====== ENTRIES SUPPLIED

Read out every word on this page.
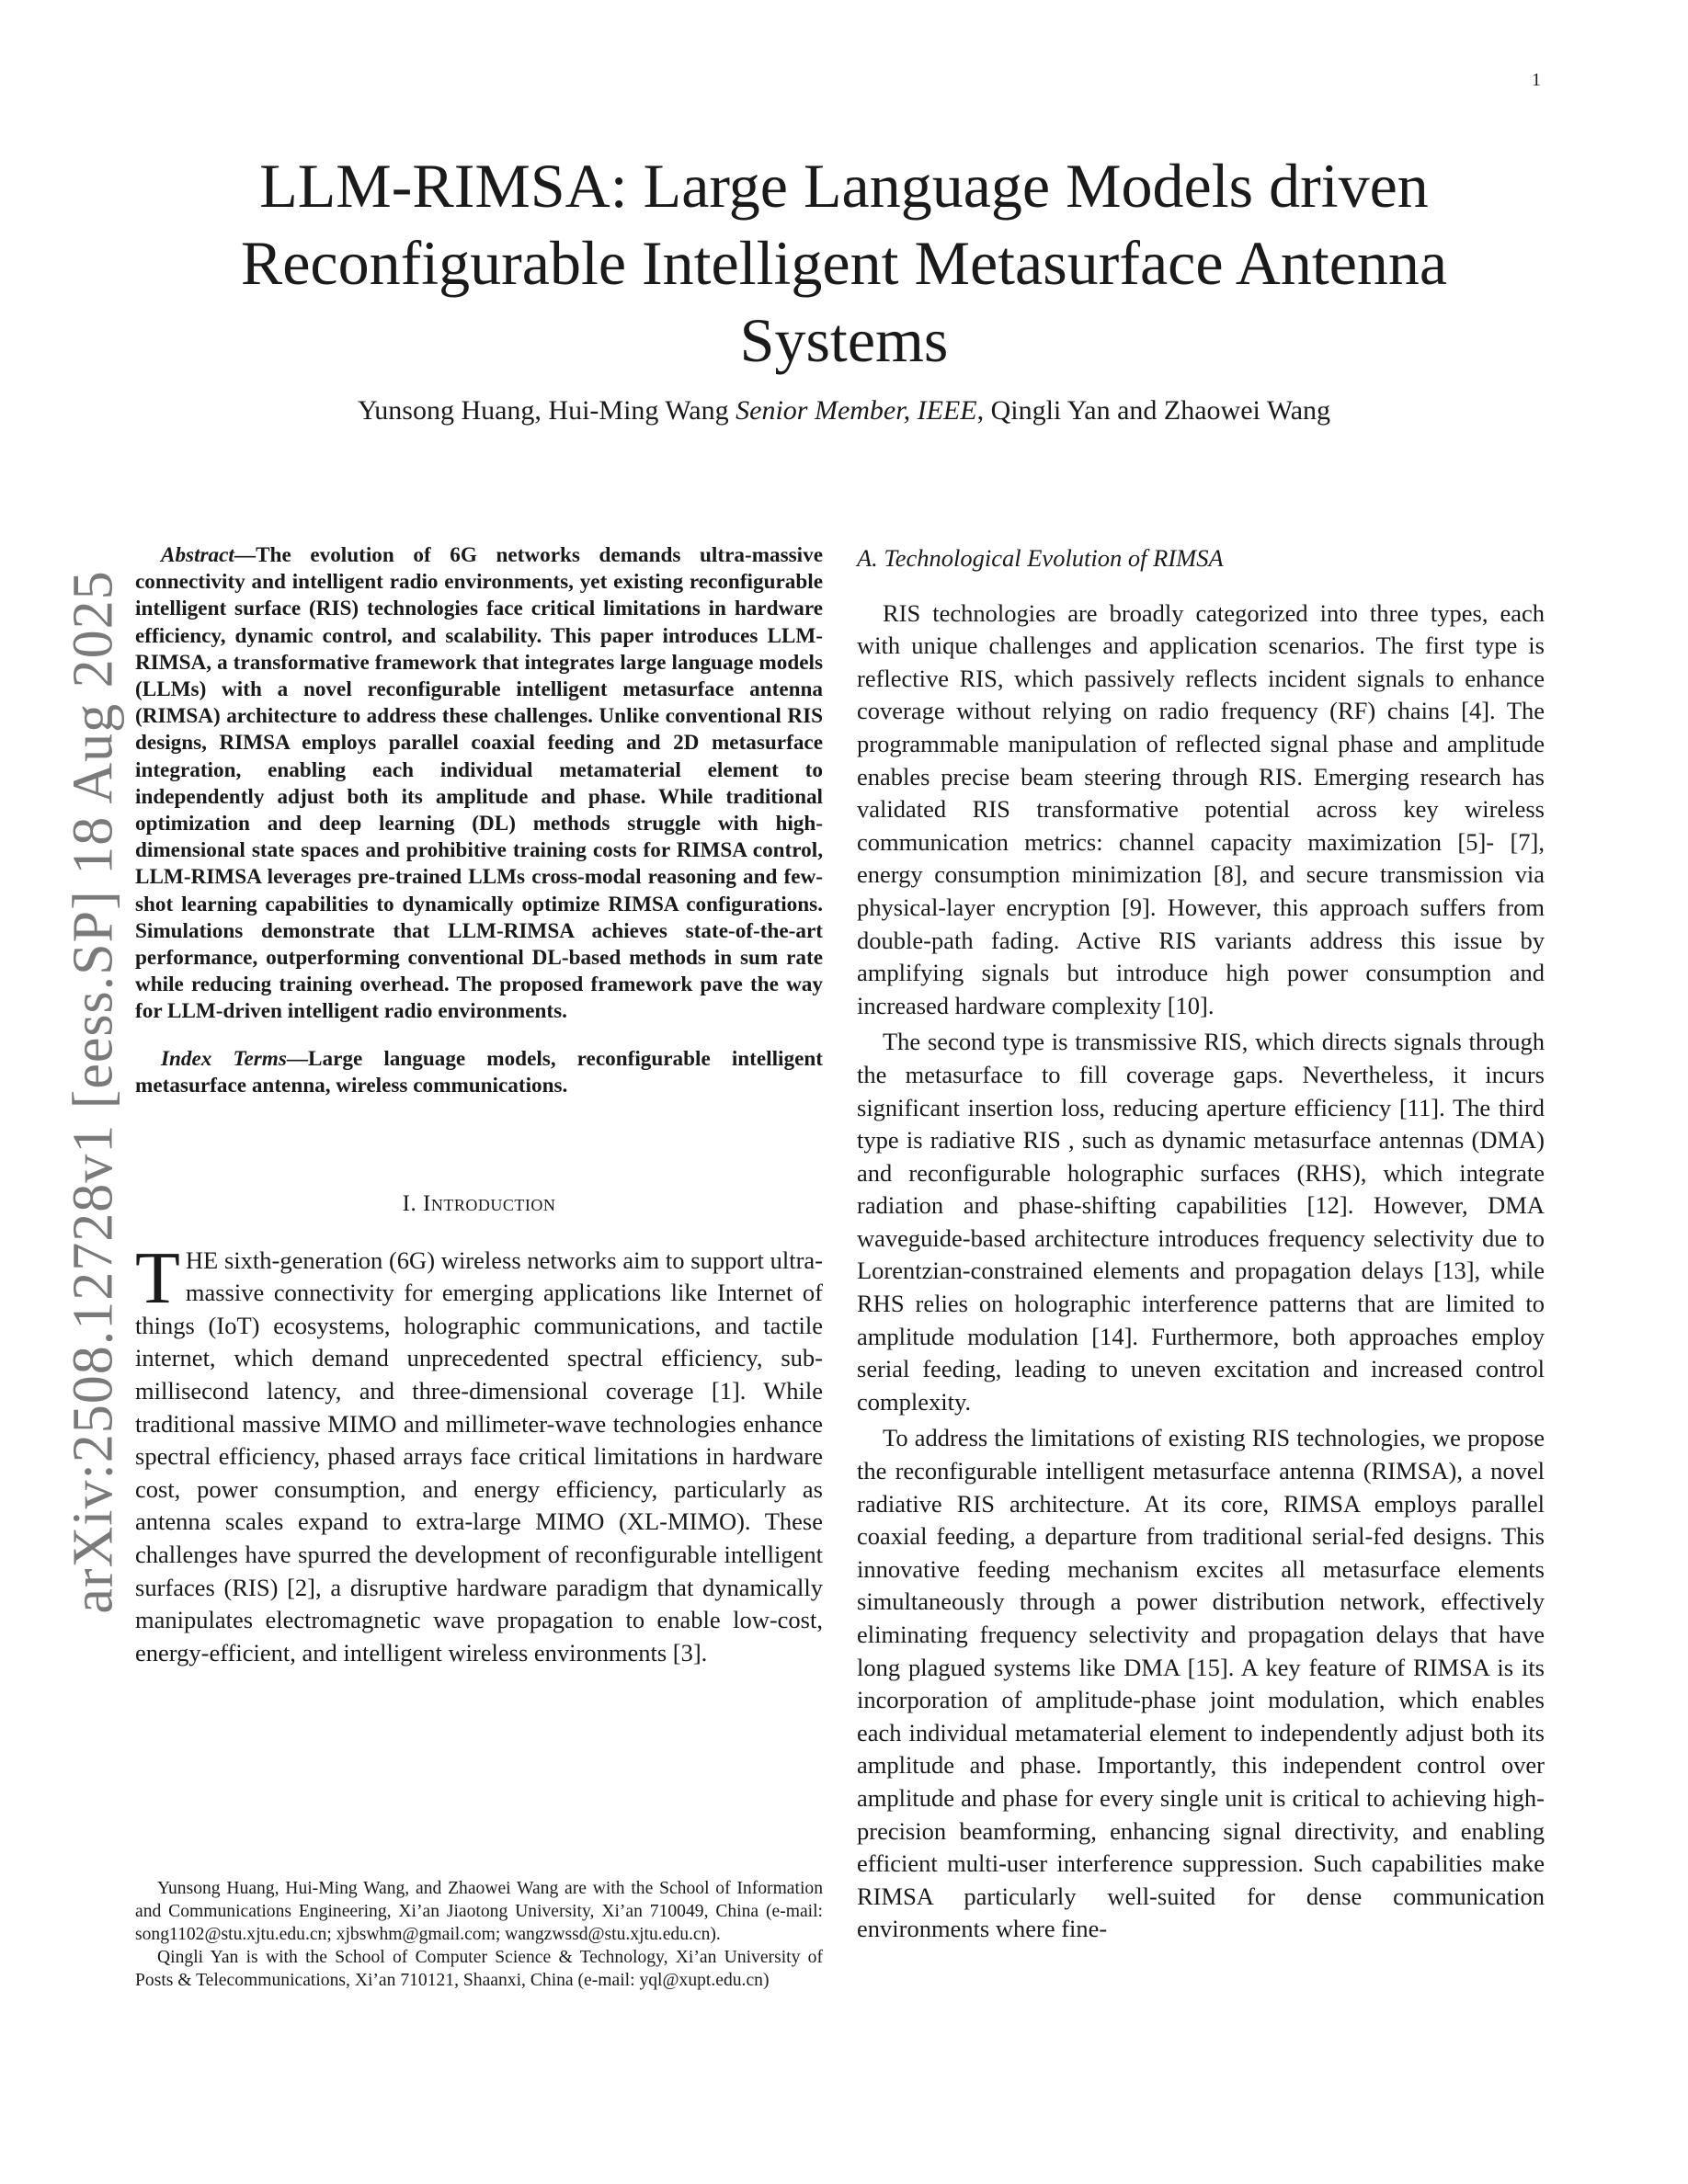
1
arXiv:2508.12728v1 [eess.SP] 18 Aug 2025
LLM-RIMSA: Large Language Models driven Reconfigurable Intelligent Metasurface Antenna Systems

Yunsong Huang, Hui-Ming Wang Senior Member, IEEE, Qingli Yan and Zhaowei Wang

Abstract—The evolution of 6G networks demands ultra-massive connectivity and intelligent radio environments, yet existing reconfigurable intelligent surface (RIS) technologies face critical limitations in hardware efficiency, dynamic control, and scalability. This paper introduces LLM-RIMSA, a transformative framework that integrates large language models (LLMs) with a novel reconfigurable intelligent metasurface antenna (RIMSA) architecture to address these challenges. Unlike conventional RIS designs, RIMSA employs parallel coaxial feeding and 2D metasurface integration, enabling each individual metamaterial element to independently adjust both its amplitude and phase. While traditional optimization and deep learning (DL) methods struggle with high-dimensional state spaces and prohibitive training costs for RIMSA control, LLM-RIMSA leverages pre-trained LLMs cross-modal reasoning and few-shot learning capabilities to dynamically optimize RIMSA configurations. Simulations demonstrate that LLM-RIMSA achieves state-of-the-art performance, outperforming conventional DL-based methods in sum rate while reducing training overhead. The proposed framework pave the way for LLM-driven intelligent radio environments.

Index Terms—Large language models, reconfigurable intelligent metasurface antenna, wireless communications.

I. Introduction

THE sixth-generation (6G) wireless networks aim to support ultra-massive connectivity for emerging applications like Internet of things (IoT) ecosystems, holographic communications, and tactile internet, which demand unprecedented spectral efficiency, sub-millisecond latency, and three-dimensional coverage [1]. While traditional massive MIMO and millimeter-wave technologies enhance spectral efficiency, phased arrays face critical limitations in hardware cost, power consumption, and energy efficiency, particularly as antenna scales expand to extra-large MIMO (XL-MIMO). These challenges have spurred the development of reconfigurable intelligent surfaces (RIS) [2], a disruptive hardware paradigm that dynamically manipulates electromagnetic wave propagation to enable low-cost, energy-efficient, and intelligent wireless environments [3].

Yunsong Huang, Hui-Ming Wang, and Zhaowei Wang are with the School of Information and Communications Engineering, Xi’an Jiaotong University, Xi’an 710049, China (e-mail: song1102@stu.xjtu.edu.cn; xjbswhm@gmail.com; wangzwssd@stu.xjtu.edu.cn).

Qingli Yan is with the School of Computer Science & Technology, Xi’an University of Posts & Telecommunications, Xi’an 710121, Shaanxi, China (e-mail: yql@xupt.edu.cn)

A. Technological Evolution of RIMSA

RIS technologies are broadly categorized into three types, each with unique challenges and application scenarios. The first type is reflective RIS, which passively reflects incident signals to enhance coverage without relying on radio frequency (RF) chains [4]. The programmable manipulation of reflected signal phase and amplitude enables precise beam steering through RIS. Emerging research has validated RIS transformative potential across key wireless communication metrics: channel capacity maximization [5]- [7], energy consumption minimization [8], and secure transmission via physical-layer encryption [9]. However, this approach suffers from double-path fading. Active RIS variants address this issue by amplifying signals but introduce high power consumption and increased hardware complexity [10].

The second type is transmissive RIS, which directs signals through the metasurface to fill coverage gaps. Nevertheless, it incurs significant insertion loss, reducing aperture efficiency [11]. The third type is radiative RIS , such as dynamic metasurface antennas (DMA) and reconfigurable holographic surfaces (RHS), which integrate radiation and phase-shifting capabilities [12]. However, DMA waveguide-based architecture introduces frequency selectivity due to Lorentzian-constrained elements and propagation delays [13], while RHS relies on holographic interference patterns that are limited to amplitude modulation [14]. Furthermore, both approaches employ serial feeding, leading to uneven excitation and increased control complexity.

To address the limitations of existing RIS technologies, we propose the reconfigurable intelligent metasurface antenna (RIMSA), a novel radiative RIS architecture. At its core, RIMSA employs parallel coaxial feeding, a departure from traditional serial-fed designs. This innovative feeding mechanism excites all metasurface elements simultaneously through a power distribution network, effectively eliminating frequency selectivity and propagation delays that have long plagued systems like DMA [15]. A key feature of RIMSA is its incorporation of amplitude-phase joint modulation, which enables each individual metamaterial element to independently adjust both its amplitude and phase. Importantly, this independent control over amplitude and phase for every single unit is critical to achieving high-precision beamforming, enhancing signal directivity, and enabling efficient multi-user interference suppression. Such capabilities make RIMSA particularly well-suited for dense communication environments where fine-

============
====== ENTRIES SUPPLIED

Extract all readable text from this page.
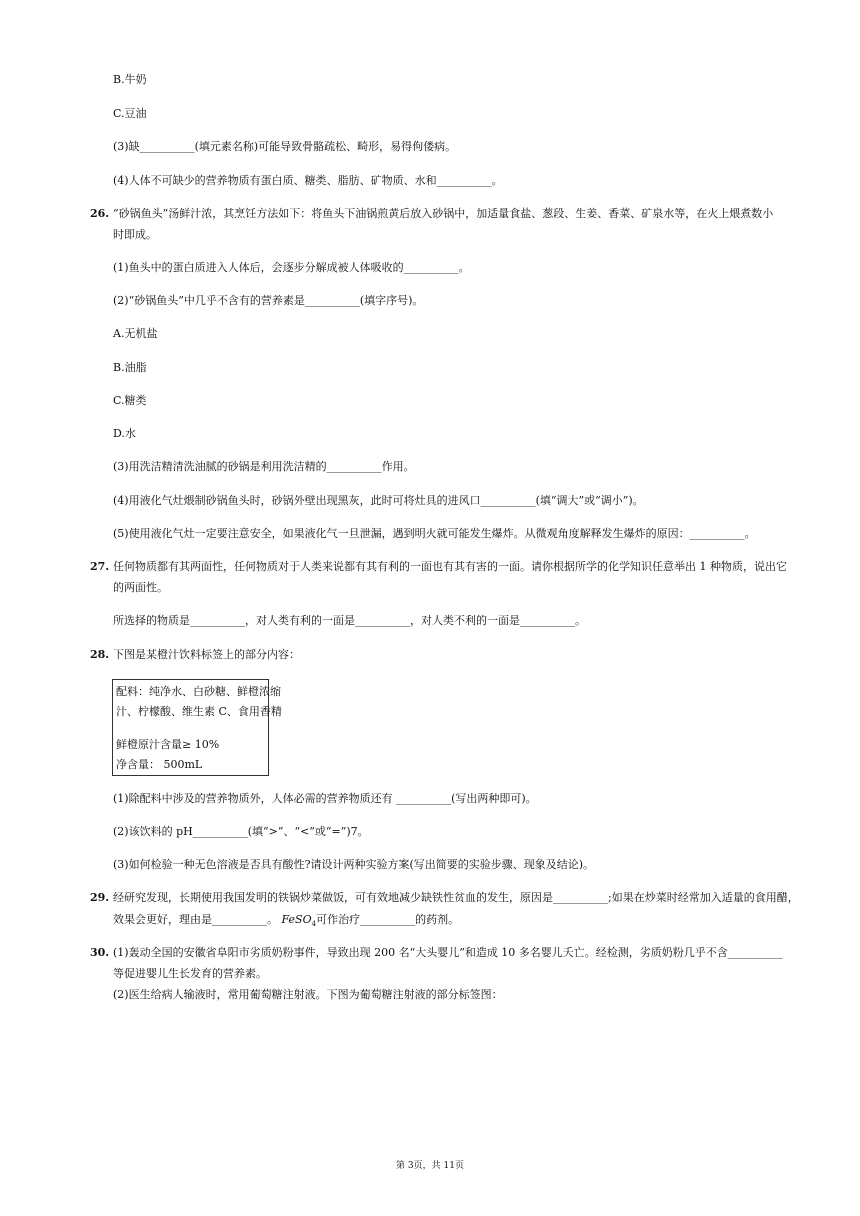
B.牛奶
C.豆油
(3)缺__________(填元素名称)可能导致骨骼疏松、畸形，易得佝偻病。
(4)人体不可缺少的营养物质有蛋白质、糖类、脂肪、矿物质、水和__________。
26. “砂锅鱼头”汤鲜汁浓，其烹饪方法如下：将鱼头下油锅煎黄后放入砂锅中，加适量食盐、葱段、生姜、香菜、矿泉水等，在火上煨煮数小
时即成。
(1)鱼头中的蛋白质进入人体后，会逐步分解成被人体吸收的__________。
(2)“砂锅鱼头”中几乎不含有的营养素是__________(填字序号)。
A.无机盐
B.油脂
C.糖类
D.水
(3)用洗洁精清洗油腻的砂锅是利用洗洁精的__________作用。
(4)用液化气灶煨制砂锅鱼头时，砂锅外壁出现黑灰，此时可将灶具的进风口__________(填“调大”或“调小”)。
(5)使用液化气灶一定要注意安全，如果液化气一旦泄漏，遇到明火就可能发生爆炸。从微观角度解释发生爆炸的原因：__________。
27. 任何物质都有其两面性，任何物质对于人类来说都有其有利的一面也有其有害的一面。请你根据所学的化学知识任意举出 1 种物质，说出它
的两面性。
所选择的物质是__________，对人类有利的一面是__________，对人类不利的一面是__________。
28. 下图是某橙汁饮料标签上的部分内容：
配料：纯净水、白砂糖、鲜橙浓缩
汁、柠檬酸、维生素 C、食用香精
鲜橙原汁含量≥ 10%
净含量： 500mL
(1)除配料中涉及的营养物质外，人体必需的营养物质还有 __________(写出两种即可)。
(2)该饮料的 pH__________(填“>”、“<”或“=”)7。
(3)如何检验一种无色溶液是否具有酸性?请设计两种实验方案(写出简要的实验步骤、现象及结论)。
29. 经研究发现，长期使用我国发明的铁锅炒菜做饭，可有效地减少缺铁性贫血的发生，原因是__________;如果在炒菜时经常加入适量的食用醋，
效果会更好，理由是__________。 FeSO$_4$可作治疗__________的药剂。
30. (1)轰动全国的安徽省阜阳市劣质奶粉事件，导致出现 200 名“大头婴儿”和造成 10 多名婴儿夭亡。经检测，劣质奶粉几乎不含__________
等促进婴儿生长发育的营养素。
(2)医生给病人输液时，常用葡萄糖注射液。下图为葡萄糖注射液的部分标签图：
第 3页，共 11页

============
====== ENTRIES SUPPLIED

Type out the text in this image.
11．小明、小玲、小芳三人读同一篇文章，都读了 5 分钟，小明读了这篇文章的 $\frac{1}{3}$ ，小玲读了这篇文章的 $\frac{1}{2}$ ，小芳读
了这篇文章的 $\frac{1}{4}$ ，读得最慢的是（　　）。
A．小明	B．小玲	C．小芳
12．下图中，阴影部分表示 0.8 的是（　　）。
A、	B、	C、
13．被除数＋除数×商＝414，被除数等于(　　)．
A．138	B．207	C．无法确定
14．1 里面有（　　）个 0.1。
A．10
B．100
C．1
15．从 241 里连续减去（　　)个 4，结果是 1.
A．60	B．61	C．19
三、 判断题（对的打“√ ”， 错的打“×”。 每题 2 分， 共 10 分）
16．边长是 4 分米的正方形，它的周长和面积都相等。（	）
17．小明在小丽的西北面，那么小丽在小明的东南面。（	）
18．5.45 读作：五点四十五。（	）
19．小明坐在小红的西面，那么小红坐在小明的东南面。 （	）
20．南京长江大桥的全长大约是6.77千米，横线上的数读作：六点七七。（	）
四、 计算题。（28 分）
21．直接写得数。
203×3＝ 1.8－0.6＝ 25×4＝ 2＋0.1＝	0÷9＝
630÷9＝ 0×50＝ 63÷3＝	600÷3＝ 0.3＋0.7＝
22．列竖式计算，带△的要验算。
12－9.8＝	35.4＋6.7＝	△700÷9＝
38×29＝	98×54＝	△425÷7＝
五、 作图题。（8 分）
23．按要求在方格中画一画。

============

**DIRECTIONS**
Pick out the lines that have the word "University". Copy them all.

**THE COMPLETED TASK**
Yunsong Huang, Hui-Ming Wang, and Zhaowei Wang are with the School of Information and Communications Engineering, Xi’an Jiaotong University, Xi’an 710049, China (e-mail: song1102@stu.xjtu.edu.cn; xjbswhm@gmail.com; wangzwssd@stu.xjtu.edu.cn).
Qingli Yan is with the School of Computer Science & Technology, Xi’an University of Posts & Telecommunications, Xi’an 710121, Shaanxi, China (e-mail: yql@xupt.edu.cn)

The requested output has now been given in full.